(A run of records)
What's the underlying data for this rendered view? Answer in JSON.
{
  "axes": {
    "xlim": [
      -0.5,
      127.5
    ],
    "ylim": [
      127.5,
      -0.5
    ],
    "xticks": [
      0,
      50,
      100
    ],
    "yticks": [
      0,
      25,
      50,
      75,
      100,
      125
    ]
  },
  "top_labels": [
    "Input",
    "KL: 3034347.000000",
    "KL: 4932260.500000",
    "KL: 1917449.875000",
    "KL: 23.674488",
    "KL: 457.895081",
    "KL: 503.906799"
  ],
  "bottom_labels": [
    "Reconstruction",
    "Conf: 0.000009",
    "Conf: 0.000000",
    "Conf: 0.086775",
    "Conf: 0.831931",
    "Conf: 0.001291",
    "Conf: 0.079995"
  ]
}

The problem:
Please reproduce every line of the material word for word.

Written response:
What's the underlying data for this rendered view? Answer in JSON.
{
  "axes": {
    "xlim": [
      -0.5,
      127.5
    ],
    "ylim": [
      127.5,
      -0.5
    ],
    "xticks": [
      0,
      50,
      100
    ],
    "yticks": [
      0,
      25,
      50,
      75,
      100,
      125
    ]
  },
  "top_labels": [
    "Input",
    "KL: 3034347.000000",
    "KL: 4932260.500000",
    "KL: 1917449.875000",
    "KL: 23.674488",
    "KL: 457.895081",
    "KL: 503.906799"
  ],
  "bottom_labels": [
    "Reconstruction",
    "Conf: 0.000009",
    "Conf: 0.000000",
    "Conf: 0.086775",
    "Conf: 0.831931",
    "Conf: 0.001291",
    "Conf: 0.079995"
  ]
}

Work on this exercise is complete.